▸ Set task
Below is the data. Give it again, complete and exact.

▸ Given entries

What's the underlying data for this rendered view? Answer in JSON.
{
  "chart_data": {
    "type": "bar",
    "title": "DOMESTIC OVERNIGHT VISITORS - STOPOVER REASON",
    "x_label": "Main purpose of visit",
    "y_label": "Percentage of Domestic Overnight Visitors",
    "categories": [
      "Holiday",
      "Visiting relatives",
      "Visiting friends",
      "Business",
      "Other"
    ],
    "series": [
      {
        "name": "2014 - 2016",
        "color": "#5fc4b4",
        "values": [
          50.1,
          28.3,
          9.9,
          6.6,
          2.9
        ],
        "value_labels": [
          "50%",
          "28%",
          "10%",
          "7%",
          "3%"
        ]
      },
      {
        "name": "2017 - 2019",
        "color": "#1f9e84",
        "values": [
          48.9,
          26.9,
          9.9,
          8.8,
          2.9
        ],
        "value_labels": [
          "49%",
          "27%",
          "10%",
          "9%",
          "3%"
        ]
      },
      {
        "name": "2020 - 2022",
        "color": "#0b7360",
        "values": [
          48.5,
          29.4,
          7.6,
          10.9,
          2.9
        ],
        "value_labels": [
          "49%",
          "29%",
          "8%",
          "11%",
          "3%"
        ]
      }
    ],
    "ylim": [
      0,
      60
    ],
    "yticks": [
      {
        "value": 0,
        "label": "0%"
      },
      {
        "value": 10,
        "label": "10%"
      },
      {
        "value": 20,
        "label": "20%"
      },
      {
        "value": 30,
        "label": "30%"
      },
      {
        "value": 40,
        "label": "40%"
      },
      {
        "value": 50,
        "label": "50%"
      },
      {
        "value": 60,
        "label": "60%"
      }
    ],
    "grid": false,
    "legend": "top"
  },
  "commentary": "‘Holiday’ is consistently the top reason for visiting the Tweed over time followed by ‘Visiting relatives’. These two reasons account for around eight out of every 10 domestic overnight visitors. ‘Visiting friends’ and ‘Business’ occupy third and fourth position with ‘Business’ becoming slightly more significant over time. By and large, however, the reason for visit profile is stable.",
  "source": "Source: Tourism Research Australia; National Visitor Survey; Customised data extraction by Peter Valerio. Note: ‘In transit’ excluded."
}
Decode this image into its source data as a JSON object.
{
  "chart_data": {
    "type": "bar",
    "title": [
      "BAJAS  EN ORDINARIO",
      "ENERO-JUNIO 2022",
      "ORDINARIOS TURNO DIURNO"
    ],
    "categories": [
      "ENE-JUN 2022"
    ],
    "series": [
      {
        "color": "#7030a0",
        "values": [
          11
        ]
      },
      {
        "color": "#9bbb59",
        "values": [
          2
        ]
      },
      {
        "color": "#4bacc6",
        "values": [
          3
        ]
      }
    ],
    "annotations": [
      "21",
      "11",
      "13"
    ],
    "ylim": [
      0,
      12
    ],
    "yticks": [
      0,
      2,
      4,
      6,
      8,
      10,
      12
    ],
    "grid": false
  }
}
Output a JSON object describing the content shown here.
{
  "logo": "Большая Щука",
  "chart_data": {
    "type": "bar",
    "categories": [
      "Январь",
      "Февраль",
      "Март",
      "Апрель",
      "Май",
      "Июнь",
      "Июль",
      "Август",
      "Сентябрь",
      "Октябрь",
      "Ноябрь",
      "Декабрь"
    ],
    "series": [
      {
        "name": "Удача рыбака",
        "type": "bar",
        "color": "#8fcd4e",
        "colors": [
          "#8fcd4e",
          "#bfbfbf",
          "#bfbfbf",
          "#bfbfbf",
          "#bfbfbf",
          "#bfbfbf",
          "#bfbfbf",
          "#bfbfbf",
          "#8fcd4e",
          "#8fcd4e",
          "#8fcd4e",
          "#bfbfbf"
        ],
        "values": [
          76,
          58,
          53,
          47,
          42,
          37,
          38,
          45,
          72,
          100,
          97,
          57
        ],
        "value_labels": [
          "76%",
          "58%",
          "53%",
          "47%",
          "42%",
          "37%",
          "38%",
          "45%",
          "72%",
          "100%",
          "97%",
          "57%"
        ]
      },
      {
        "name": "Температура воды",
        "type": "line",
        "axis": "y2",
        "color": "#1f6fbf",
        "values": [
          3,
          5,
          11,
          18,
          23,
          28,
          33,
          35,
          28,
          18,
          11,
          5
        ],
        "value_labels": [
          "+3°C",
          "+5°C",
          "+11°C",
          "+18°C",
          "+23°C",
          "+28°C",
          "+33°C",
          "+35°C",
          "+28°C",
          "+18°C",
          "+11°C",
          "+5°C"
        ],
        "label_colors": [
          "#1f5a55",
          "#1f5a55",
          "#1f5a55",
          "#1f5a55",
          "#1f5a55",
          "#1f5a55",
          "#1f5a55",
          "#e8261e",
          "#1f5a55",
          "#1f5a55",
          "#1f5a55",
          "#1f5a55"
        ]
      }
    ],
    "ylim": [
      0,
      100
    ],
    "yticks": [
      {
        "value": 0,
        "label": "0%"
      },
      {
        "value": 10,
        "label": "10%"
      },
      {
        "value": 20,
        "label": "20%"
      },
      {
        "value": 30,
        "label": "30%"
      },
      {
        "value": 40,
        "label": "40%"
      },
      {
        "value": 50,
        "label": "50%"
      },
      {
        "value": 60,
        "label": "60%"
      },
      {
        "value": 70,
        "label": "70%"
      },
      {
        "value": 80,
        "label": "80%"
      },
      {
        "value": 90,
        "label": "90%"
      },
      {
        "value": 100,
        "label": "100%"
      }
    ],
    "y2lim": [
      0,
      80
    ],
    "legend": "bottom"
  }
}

▸ Finished task
What's the underlying data for this rendered view? Answer in JSON.
{
  "chart_data": {
    "type": "bar",
    "title": "DOMESTIC OVERNIGHT VISITORS - STOPOVER REASON",
    "x_label": "Main purpose of visit",
    "y_label": "Percentage of Domestic Overnight Visitors",
    "categories": [
      "Holiday",
      "Visiting relatives",
      "Visiting friends",
      "Business",
      "Other"
    ],
    "series": [
      {
        "name": "2014 - 2016",
        "color": "#5fc4b4",
        "values": [
          50.1,
          28.3,
          9.9,
          6.6,
          2.9
        ],
        "value_labels": [
          "50%",
          "28%",
          "10%",
          "7%",
          "3%"
        ]
      },
      {
        "name": "2017 - 2019",
        "color": "#1f9e84",
        "values": [
          48.9,
          26.9,
          9.9,
          8.8,
          2.9
        ],
        "value_labels": [
          "49%",
          "27%",
          "10%",
          "9%",
          "3%"
        ]
      },
      {
        "name": "2020 - 2022",
        "color": "#0b7360",
        "values": [
          48.5,
          29.4,
          7.6,
          10.9,
          2.9
        ],
        "value_labels": [
          "49%",
          "29%",
          "8%",
          "11%",
          "3%"
        ]
      }
    ],
    "ylim": [
      0,
      60
    ],
    "yticks": [
      {
        "value": 0,
        "label": "0%"
      },
      {
        "value": 10,
        "label": "10%"
      },
      {
        "value": 20,
        "label": "20%"
      },
      {
        "value": 30,
        "label": "30%"
      },
      {
        "value": 40,
        "label": "40%"
      },
      {
        "value": 50,
        "label": "50%"
      },
      {
        "value": 60,
        "label": "60%"
      }
    ],
    "grid": false,
    "legend": "top"
  },
  "commentary": "‘Holiday’ is consistently the top reason for visiting the Tweed over time followed by ‘Visiting relatives’. These two reasons account for around eight out of every 10 domestic overnight visitors. ‘Visiting friends’ and ‘Business’ occupy third and fourth position with ‘Business’ becoming slightly more significant over time. By and large, however, the reason for visit profile is stable.",
  "source": "Source: Tourism Research Australia; National Visitor Survey; Customised data extraction by Peter Valerio. Note: ‘In transit’ excluded."
}
Decode this image into its source data as a JSON object.
{
  "chart_data": {
    "type": "bar",
    "title": [
      "BAJAS  EN ORDINARIO",
      "ENERO-JUNIO 2022",
      "ORDINARIOS TURNO DIURNO"
    ],
    "categories": [
      "ENE-JUN 2022"
    ],
    "series": [
      {
        "color": "#7030a0",
        "values": [
          11
        ]
      },
      {
        "color": "#9bbb59",
        "values": [
          2
        ]
      },
      {
        "color": "#4bacc6",
        "values": [
          3
        ]
      }
    ],
    "annotations": [
      "21",
      "11",
      "13"
    ],
    "ylim": [
      0,
      12
    ],
    "yticks": [
      0,
      2,
      4,
      6,
      8,
      10,
      12
    ],
    "grid": false
  }
}
Output a JSON object describing the content shown here.
{
  "logo": "Большая Щука",
  "chart_data": {
    "type": "bar",
    "categories": [
      "Январь",
      "Февраль",
      "Март",
      "Апрель",
      "Май",
      "Июнь",
      "Июль",
      "Август",
      "Сентябрь",
      "Октябрь",
      "Ноябрь",
      "Декабрь"
    ],
    "series": [
      {
        "name": "Удача рыбака",
        "type": "bar",
        "color": "#8fcd4e",
        "colors": [
          "#8fcd4e",
          "#bfbfbf",
          "#bfbfbf",
          "#bfbfbf",
          "#bfbfbf",
          "#bfbfbf",
          "#bfbfbf",
          "#bfbfbf",
          "#8fcd4e",
          "#8fcd4e",
          "#8fcd4e",
          "#bfbfbf"
        ],
        "values": [
          76,
          58,
          53,
          47,
          42,
          37,
          38,
          45,
          72,
          100,
          97,
          57
        ],
        "value_labels": [
          "76%",
          "58%",
          "53%",
          "47%",
          "42%",
          "37%",
          "38%",
          "45%",
          "72%",
          "100%",
          "97%",
          "57%"
        ]
      },
      {
        "name": "Температура воды",
        "type": "line",
        "axis": "y2",
        "color": "#1f6fbf",
        "values": [
          3,
          5,
          11,
          18,
          23,
          28,
          33,
          35,
          28,
          18,
          11,
          5
        ],
        "value_labels": [
          "+3°C",
          "+5°C",
          "+11°C",
          "+18°C",
          "+23°C",
          "+28°C",
          "+33°C",
          "+35°C",
          "+28°C",
          "+18°C",
          "+11°C",
          "+5°C"
        ],
        "label_colors": [
          "#1f5a55",
          "#1f5a55",
          "#1f5a55",
          "#1f5a55",
          "#1f5a55",
          "#1f5a55",
          "#1f5a55",
          "#e8261e",
          "#1f5a55",
          "#1f5a55",
          "#1f5a55",
          "#1f5a55"
        ]
      }
    ],
    "ylim": [
      0,
      100
    ],
    "yticks": [
      {
        "value": 0,
        "label": "0%"
      },
      {
        "value": 10,
        "label": "10%"
      },
      {
        "value": 20,
        "label": "20%"
      },
      {
        "value": 30,
        "label": "30%"
      },
      {
        "value": 40,
        "label": "40%"
      },
      {
        "value": 50,
        "label": "50%"
      },
      {
        "value": 60,
        "label": "60%"
      },
      {
        "value": 70,
        "label": "70%"
      },
      {
        "value": 80,
        "label": "80%"
      },
      {
        "value": 90,
        "label": "90%"
      },
      {
        "value": 100,
        "label": "100%"
      }
    ],
    "y2lim": [
      0,
      80
    ],
    "legend": "bottom"
  }
}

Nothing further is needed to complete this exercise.